### SHORT TASK
Write the data out again, character for character, with no images.

(Extracted data entries)
★ ★ ★ ★

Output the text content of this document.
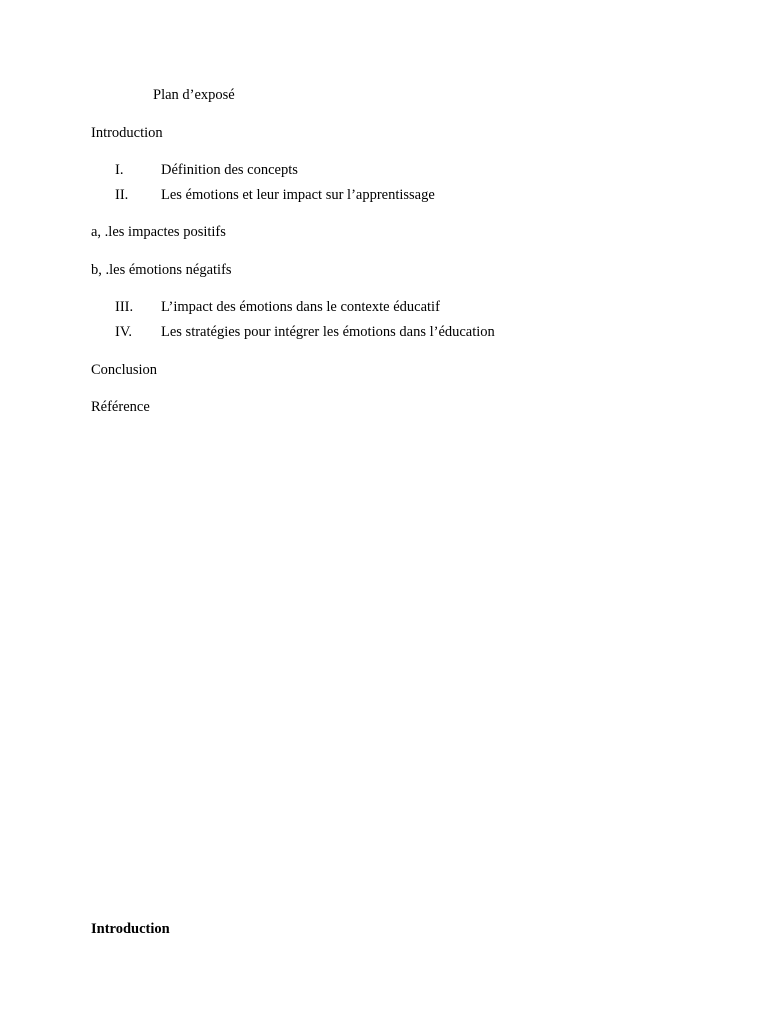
Plan d’exposé
Introduction
I.	Définition des concepts
II. Les émotions et leur impact sur l’apprentissage
a, .les impactes positifs
b, .les émotions négatifs
III. L’impact des émotions dans le contexte éducatif
IV. Les stratégies pour intégrer les émotions dans l’éducation
Conclusion
Référence
Introduction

★ ★ ★ ★

### FINISHED ANSWER
Output the text content of this document.
Plan d’exposé
Introduction
I.	Définition des concepts
II. Les émotions et leur impact sur l’apprentissage
a, .les impactes positifs
b, .les émotions négatifs
III. L’impact des émotions dans le contexte éducatif
IV. Les stratégies pour intégrer les émotions dans l’éducation
Conclusion
Référence
Introduction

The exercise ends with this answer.